→ DIRECTIONS FOR THIS TASK:
Check every line of the material below for the string "title", and return the ones that have it.

───── RAW RECORDS ─────

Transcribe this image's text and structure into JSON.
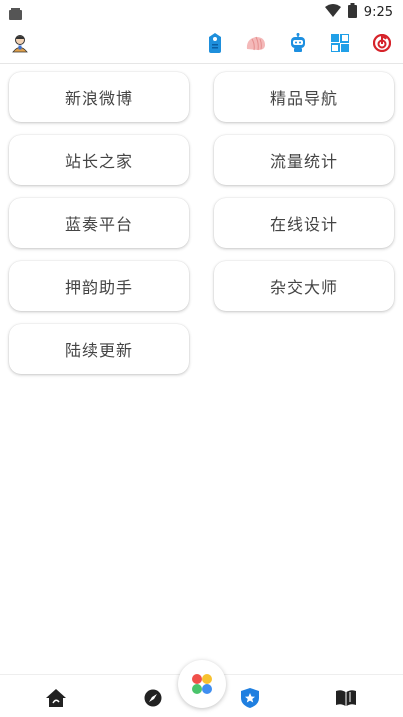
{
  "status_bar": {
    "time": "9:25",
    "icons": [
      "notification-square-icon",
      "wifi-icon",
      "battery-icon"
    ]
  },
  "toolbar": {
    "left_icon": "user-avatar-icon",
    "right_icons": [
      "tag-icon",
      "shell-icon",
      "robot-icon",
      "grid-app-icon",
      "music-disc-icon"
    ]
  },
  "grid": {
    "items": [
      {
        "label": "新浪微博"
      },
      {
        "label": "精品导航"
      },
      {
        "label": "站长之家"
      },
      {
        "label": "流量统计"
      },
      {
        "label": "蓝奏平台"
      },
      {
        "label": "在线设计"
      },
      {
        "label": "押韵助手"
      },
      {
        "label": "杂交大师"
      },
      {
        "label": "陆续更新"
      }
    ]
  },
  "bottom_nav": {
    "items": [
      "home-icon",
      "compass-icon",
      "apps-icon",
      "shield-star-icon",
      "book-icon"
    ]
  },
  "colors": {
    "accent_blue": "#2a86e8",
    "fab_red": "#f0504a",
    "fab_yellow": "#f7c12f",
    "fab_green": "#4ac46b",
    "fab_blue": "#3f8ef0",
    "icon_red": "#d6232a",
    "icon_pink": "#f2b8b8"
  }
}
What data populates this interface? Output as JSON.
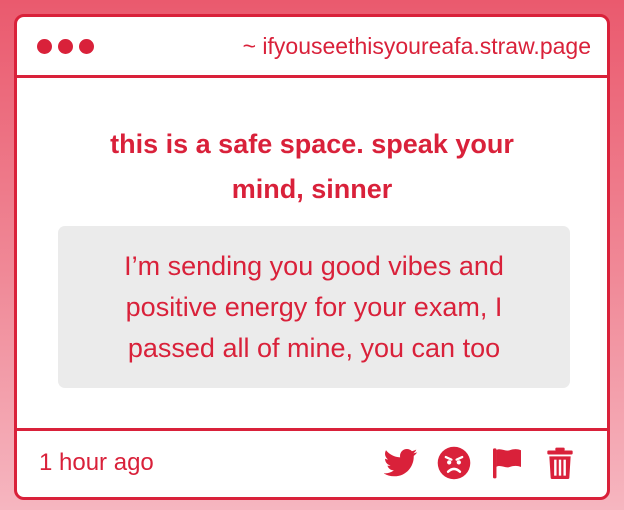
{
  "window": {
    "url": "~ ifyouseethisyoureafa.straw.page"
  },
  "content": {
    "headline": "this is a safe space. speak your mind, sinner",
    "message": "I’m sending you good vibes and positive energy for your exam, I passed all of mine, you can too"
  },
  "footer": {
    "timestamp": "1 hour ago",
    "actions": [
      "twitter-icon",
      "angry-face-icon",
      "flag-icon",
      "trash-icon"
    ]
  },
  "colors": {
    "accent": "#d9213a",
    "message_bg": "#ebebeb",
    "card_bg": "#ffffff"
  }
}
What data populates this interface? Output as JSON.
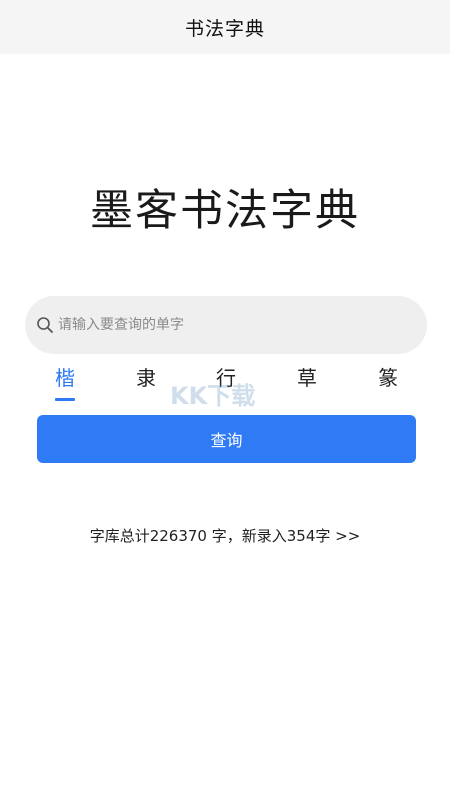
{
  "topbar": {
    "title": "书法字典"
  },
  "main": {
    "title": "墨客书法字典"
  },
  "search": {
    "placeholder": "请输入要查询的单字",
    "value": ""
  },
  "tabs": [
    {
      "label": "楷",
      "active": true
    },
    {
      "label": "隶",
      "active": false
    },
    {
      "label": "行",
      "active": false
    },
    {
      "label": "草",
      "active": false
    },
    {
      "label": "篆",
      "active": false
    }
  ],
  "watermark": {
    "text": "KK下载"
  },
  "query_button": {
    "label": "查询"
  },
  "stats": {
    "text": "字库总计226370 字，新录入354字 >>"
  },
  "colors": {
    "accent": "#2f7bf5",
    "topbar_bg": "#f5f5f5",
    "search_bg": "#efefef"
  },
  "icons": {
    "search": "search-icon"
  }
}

─────
───── RAW RECORDS ─────

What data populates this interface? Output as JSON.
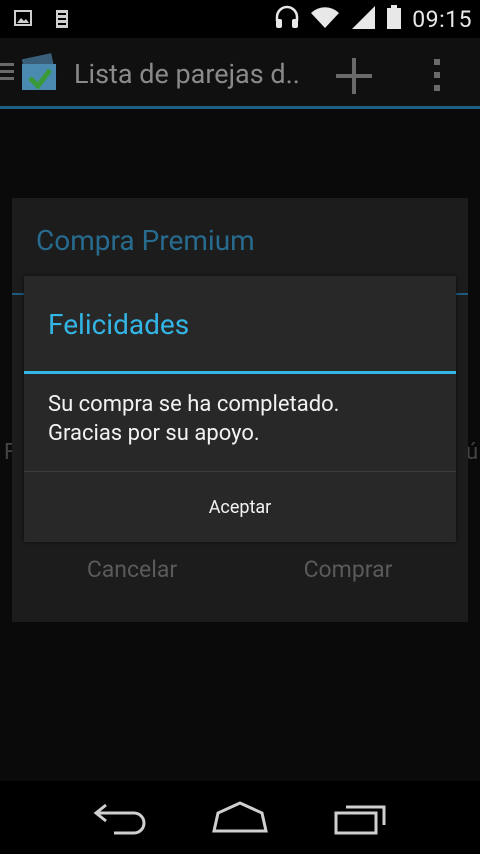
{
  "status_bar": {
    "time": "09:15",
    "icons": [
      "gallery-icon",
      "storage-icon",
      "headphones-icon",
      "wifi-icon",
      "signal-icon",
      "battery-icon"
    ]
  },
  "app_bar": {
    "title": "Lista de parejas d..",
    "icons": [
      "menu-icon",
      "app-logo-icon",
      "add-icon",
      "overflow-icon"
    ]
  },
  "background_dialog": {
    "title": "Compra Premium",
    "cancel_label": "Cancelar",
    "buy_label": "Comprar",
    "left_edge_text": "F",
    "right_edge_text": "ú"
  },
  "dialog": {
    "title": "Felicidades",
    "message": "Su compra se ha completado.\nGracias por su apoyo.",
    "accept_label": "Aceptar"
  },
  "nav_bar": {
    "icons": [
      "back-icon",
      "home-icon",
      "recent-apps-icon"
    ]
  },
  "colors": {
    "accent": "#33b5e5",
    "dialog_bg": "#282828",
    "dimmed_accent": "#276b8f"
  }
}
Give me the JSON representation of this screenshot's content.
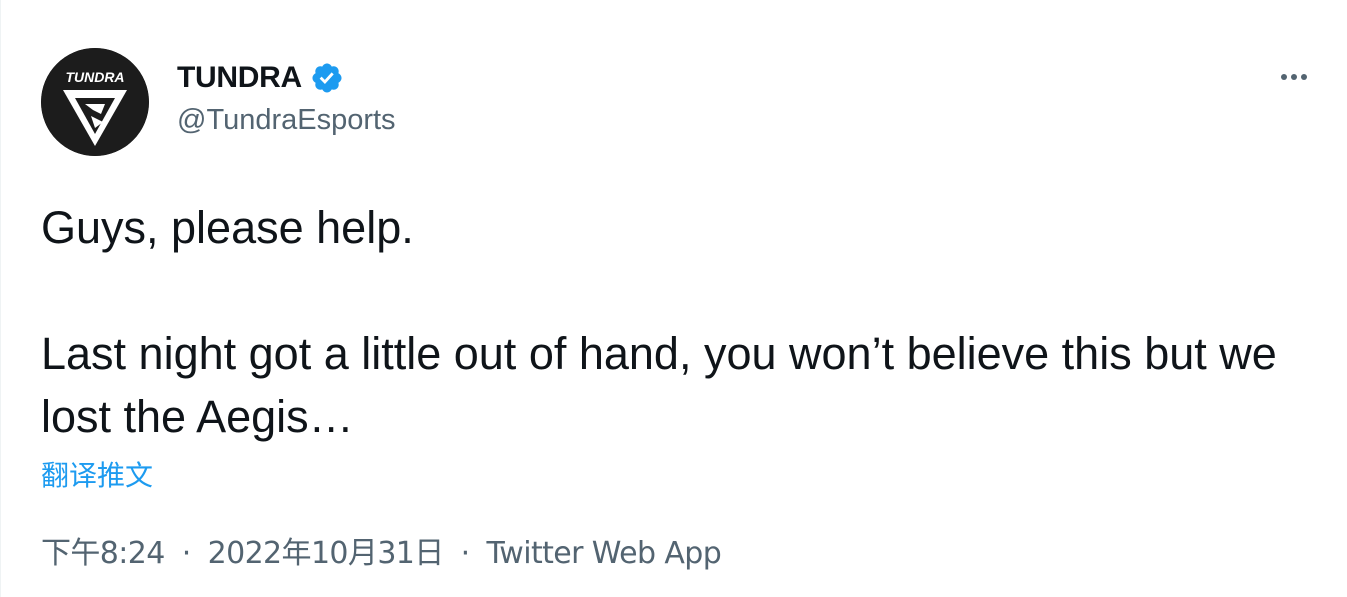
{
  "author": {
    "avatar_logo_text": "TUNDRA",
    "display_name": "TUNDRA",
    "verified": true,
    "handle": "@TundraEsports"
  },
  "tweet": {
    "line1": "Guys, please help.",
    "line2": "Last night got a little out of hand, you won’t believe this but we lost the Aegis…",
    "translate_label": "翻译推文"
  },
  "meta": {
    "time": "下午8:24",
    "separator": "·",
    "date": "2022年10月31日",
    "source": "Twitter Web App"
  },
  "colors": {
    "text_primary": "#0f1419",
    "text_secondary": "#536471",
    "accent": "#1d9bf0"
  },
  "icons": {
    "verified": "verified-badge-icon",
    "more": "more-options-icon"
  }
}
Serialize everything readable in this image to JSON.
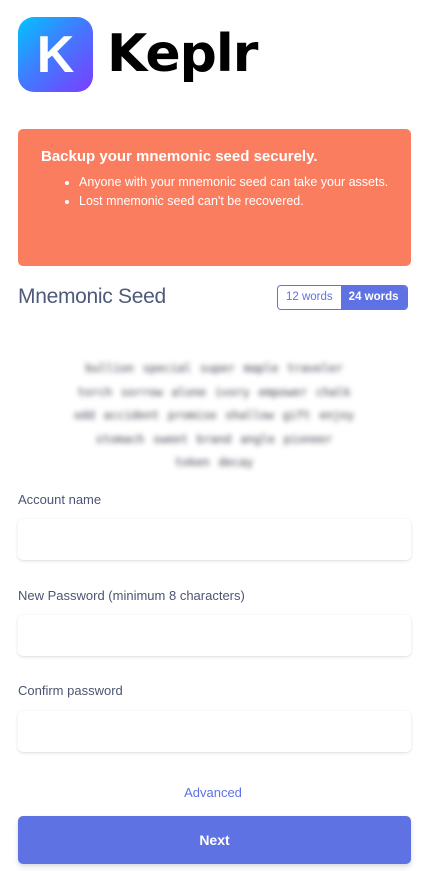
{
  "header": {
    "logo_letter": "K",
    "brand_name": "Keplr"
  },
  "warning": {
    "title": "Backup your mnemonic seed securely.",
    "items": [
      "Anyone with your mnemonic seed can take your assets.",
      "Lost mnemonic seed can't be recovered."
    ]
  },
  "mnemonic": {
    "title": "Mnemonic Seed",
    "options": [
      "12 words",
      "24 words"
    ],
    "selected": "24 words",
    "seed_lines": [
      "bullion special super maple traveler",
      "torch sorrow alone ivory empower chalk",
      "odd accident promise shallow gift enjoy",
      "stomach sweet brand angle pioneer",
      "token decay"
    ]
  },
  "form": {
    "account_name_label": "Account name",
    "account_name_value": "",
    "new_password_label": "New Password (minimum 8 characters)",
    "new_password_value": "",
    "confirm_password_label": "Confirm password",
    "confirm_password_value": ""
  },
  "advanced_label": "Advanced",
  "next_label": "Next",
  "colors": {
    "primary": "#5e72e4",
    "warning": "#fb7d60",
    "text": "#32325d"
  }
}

─────
───── RAW RECORDS ─────

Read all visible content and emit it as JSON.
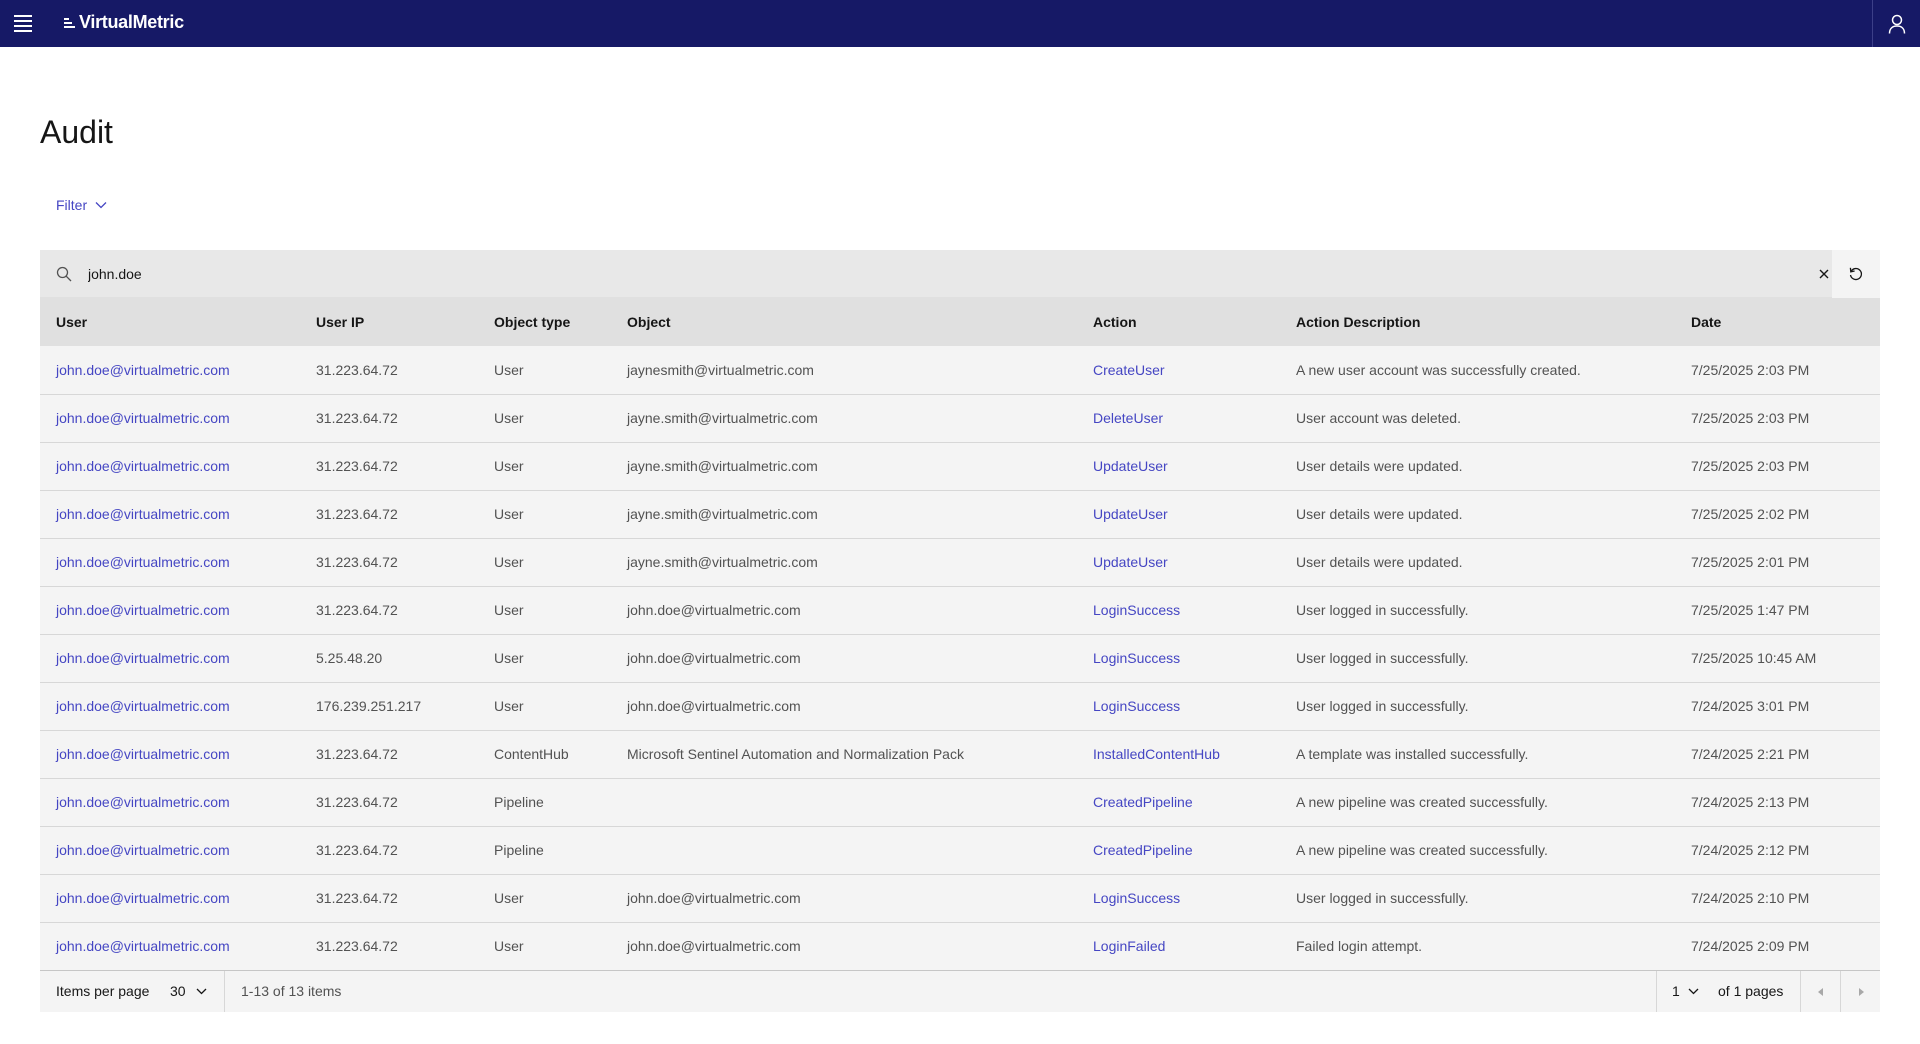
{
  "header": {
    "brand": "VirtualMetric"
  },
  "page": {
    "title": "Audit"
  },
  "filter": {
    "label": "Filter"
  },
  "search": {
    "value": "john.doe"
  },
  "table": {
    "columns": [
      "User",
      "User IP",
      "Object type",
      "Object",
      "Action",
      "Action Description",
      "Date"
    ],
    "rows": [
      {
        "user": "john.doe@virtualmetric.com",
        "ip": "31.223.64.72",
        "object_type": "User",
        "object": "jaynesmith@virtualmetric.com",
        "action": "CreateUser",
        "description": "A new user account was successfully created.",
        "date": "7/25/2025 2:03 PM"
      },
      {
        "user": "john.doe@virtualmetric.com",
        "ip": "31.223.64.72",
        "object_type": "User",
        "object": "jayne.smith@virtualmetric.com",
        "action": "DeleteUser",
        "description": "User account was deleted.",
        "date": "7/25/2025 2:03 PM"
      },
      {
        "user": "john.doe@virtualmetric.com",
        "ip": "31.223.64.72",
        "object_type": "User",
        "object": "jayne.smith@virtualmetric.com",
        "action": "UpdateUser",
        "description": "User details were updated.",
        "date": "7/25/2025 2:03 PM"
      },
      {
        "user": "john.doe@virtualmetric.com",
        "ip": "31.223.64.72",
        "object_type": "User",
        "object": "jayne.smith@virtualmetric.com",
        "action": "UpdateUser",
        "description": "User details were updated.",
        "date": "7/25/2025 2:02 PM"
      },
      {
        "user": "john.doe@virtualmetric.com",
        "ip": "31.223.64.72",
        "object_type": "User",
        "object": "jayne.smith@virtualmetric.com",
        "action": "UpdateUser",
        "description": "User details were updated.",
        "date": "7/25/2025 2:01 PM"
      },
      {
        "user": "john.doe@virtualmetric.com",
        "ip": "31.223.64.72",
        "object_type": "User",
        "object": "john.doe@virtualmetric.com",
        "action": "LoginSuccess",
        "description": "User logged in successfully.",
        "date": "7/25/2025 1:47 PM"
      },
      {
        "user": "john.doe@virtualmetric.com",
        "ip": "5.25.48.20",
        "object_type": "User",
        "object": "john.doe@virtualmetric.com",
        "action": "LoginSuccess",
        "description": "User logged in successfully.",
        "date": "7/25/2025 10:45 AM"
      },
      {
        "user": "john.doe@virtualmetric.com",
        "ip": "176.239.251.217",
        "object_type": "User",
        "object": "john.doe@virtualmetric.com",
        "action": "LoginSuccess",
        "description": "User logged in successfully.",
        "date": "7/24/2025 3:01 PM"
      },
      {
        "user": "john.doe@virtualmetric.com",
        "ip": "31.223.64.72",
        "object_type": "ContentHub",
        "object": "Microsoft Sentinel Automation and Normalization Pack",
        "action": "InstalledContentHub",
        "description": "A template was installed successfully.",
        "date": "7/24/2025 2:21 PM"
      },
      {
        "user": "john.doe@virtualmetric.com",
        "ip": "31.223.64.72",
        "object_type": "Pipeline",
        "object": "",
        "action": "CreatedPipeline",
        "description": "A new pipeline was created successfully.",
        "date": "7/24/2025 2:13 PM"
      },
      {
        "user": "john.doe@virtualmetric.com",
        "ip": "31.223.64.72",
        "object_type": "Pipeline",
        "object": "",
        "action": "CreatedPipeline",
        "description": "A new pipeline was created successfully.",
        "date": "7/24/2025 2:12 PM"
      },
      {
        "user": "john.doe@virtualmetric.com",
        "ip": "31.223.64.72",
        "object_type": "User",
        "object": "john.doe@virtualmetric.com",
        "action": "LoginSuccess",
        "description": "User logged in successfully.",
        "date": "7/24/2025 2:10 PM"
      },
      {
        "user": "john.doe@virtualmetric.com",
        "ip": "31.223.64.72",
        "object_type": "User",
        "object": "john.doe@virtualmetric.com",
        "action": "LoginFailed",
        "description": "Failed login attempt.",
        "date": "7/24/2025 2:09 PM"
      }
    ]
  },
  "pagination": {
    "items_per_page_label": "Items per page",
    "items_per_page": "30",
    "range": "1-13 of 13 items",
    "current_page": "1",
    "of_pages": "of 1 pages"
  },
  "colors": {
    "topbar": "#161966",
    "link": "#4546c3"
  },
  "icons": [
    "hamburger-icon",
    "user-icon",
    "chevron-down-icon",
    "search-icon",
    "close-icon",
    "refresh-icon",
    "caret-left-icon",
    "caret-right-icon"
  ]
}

─────

→ OUTPUT OF THE EXERCISE:
    "title": "书法字典"
    "title": "墨客书法字典"
    "title": "Lista de parejas d..",
    "title": "Compra Premium",
    "title": "Felicidades",
    "title": "Backup your mnemonic seed securely.",
    "title": "Mnemonic Seed",
    "title": "Audit"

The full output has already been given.